Raw records:

·····

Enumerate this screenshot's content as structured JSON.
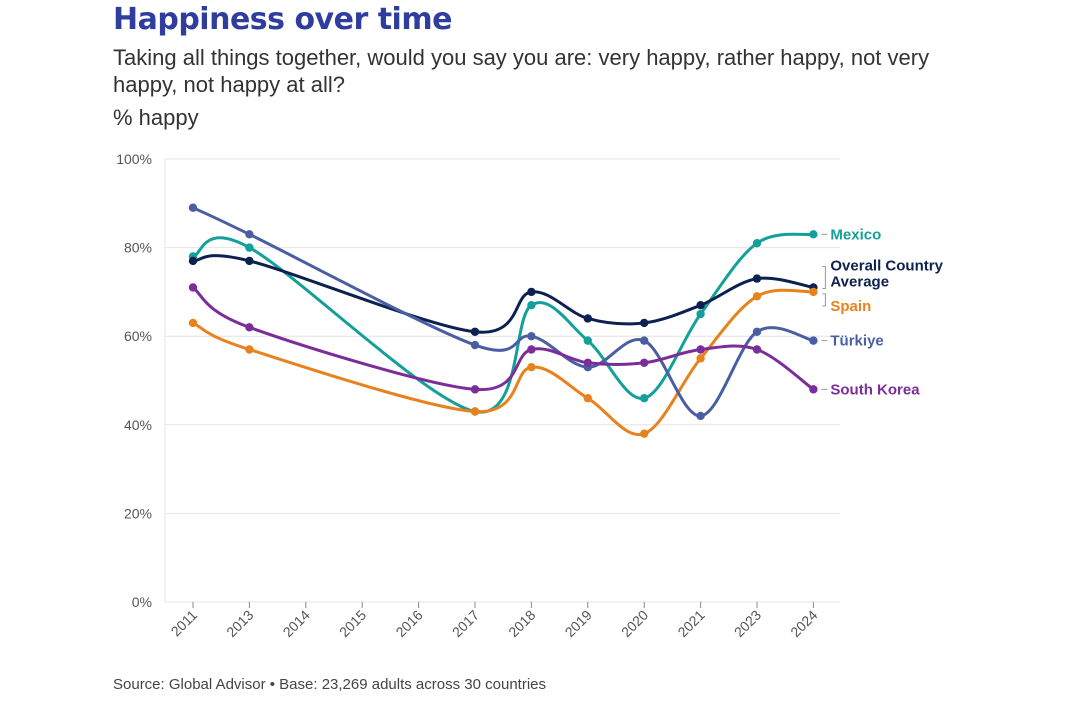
{
  "chart_data": {
    "type": "line",
    "title": "Happiness over time",
    "subtitle": "Taking all things together, would you say you are: very happy, rather happy, not very happy, not happy at all?",
    "ylabel": "% happy",
    "xlabel": "",
    "categories": [
      "2011",
      "2013",
      "2014",
      "2015",
      "2016",
      "2017",
      "2018",
      "2019",
      "2020",
      "2021",
      "2023",
      "2024"
    ],
    "ylim": [
      0,
      100
    ],
    "yticks": [
      0,
      20,
      40,
      60,
      80,
      100
    ],
    "ytick_labels": [
      "0%",
      "20%",
      "40%",
      "60%",
      "80%",
      "100%"
    ],
    "grid": true,
    "legend": "direct labels at right end of lines",
    "series": [
      {
        "name": "Mexico",
        "color": "#14a09a",
        "values": [
          78,
          80,
          null,
          null,
          null,
          43,
          67,
          59,
          46,
          65,
          81,
          83
        ]
      },
      {
        "name": "Overall Country Average",
        "color": "#0d2150",
        "values": [
          77,
          77,
          null,
          null,
          null,
          61,
          70,
          64,
          63,
          67,
          73,
          71
        ]
      },
      {
        "name": "Spain",
        "color": "#e8821e",
        "values": [
          63,
          57,
          null,
          null,
          null,
          43,
          53,
          46,
          38,
          55,
          69,
          70
        ]
      },
      {
        "name": "Türkiye",
        "color": "#4a5fa3",
        "values": [
          89,
          83,
          null,
          null,
          null,
          58,
          60,
          53,
          59,
          42,
          61,
          59
        ]
      },
      {
        "name": "South Korea",
        "color": "#7b2d9a",
        "values": [
          71,
          62,
          null,
          null,
          null,
          48,
          57,
          54,
          54,
          57,
          57,
          48
        ]
      }
    ],
    "labels": [
      {
        "series": "Mexico",
        "text": "Mexico"
      },
      {
        "series": "Overall Country Average",
        "text": "Overall Country Average"
      },
      {
        "series": "Spain",
        "text": "Spain"
      },
      {
        "series": "Türkiye",
        "text": "Türkiye"
      },
      {
        "series": "South Korea",
        "text": "South Korea"
      }
    ]
  },
  "caption": "Source: Global Advisor • Base: 23,269 adults across 30 countries"
}
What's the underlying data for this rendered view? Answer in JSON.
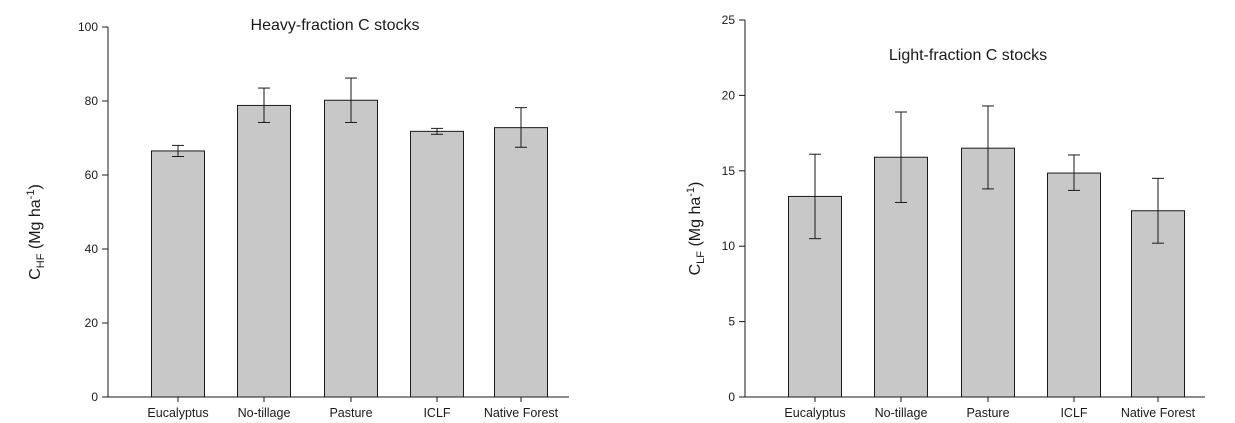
{
  "chart_data": [
    {
      "type": "bar",
      "title": "Heavy-fraction C stocks",
      "ylabel_main": "C",
      "ylabel_sub": "HF",
      "ylabel_unit_pre": " (Mg ha",
      "ylabel_unit_sup": "-1",
      "ylabel_unit_post": ")",
      "categories": [
        "Eucalyptus",
        "No-tillage",
        "Pasture",
        "ICLF",
        "Native Forest"
      ],
      "values": [
        66.5,
        78.8,
        80.2,
        71.8,
        72.8
      ],
      "error_lower": [
        65.0,
        74.2,
        74.2,
        71.0,
        67.5
      ],
      "error_upper": [
        68.0,
        83.5,
        86.2,
        72.6,
        78.2
      ],
      "ylim": [
        0,
        100
      ],
      "yticks": [
        0,
        20,
        40,
        60,
        80,
        100
      ],
      "ytick_labels": [
        "0",
        "20",
        "40",
        "60",
        "80",
        "100"
      ],
      "grid": false
    },
    {
      "type": "bar",
      "title": "Light-fraction C stocks",
      "ylabel_main": "C",
      "ylabel_sub": "LF",
      "ylabel_unit_pre": " (Mg ha",
      "ylabel_unit_sup": "-1",
      "ylabel_unit_post": ")",
      "categories": [
        "Eucalyptus",
        "No-tillage",
        "Pasture",
        "ICLF",
        "Native Forest"
      ],
      "values": [
        13.3,
        15.9,
        16.5,
        14.85,
        12.35
      ],
      "error_lower": [
        10.5,
        12.9,
        13.8,
        13.7,
        10.2
      ],
      "error_upper": [
        16.1,
        18.9,
        19.3,
        16.05,
        14.5
      ],
      "ylim": [
        0,
        25
      ],
      "yticks": [
        0,
        5,
        10,
        15,
        20,
        25
      ],
      "ytick_labels": [
        "0",
        "5",
        "10",
        "15",
        "20",
        "25"
      ],
      "grid": false
    }
  ]
}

·····

EXERCISE REQUIREMENTS: Reproduce all the entries that precede this task, word for word, minus any pictures.

TASK ANSWER:
Enumerate this screenshot's content as structured JSON.
{
  "chart_data": {
    "type": "line",
    "title": "Happiness over time",
    "subtitle": "Taking all things together, would you say you are: very happy, rather happy, not very happy, not happy at all?",
    "ylabel": "% happy",
    "xlabel": "",
    "categories": [
      "2011",
      "2013",
      "2014",
      "2015",
      "2016",
      "2017",
      "2018",
      "2019",
      "2020",
      "2021",
      "2023",
      "2024"
    ],
    "ylim": [
      0,
      100
    ],
    "yticks": [
      0,
      20,
      40,
      60,
      80,
      100
    ],
    "ytick_labels": [
      "0%",
      "20%",
      "40%",
      "60%",
      "80%",
      "100%"
    ],
    "grid": true,
    "legend": "direct labels at right end of lines",
    "series": [
      {
        "name": "Mexico",
        "color": "#14a09a",
        "values": [
          78,
          80,
          null,
          null,
          null,
          43,
          67,
          59,
          46,
          65,
          81,
          83
        ]
      },
      {
        "name": "Overall Country Average",
        "color": "#0d2150",
        "values": [
          77,
          77,
          null,
          null,
          null,
          61,
          70,
          64,
          63,
          67,
          73,
          71
        ]
      },
      {
        "name": "Spain",
        "color": "#e8821e",
        "values": [
          63,
          57,
          null,
          null,
          null,
          43,
          53,
          46,
          38,
          55,
          69,
          70
        ]
      },
      {
        "name": "Türkiye",
        "color": "#4a5fa3",
        "values": [
          89,
          83,
          null,
          null,
          null,
          58,
          60,
          53,
          59,
          42,
          61,
          59
        ]
      },
      {
        "name": "South Korea",
        "color": "#7b2d9a",
        "values": [
          71,
          62,
          null,
          null,
          null,
          48,
          57,
          54,
          54,
          57,
          57,
          48
        ]
      }
    ],
    "labels": [
      {
        "series": "Mexico",
        "text": "Mexico"
      },
      {
        "series": "Overall Country Average",
        "text": "Overall Country Average"
      },
      {
        "series": "Spain",
        "text": "Spain"
      },
      {
        "series": "Türkiye",
        "text": "Türkiye"
      },
      {
        "series": "South Korea",
        "text": "South Korea"
      }
    ]
  },
  "caption": "Source: Global Advisor • Base: 23,269 adults across 30 countries"
}
What's the underlying data for this rendered view? Answer in JSON.
{
  "chart_data": [
    {
      "type": "bar",
      "title": "Heavy-fraction C stocks",
      "ylabel_main": "C",
      "ylabel_sub": "HF",
      "ylabel_unit_pre": " (Mg ha",
      "ylabel_unit_sup": "-1",
      "ylabel_unit_post": ")",
      "categories": [
        "Eucalyptus",
        "No-tillage",
        "Pasture",
        "ICLF",
        "Native Forest"
      ],
      "values": [
        66.5,
        78.8,
        80.2,
        71.8,
        72.8
      ],
      "error_lower": [
        65.0,
        74.2,
        74.2,
        71.0,
        67.5
      ],
      "error_upper": [
        68.0,
        83.5,
        86.2,
        72.6,
        78.2
      ],
      "ylim": [
        0,
        100
      ],
      "yticks": [
        0,
        20,
        40,
        60,
        80,
        100
      ],
      "ytick_labels": [
        "0",
        "20",
        "40",
        "60",
        "80",
        "100"
      ],
      "grid": false
    },
    {
      "type": "bar",
      "title": "Light-fraction C stocks",
      "ylabel_main": "C",
      "ylabel_sub": "LF",
      "ylabel_unit_pre": " (Mg ha",
      "ylabel_unit_sup": "-1",
      "ylabel_unit_post": ")",
      "categories": [
        "Eucalyptus",
        "No-tillage",
        "Pasture",
        "ICLF",
        "Native Forest"
      ],
      "values": [
        13.3,
        15.9,
        16.5,
        14.85,
        12.35
      ],
      "error_lower": [
        10.5,
        12.9,
        13.8,
        13.7,
        10.2
      ],
      "error_upper": [
        16.1,
        18.9,
        19.3,
        16.05,
        14.5
      ],
      "ylim": [
        0,
        25
      ],
      "yticks": [
        0,
        5,
        10,
        15,
        20,
        25
      ],
      "ytick_labels": [
        "0",
        "5",
        "10",
        "15",
        "20",
        "25"
      ],
      "grid": false
    }
  ]
}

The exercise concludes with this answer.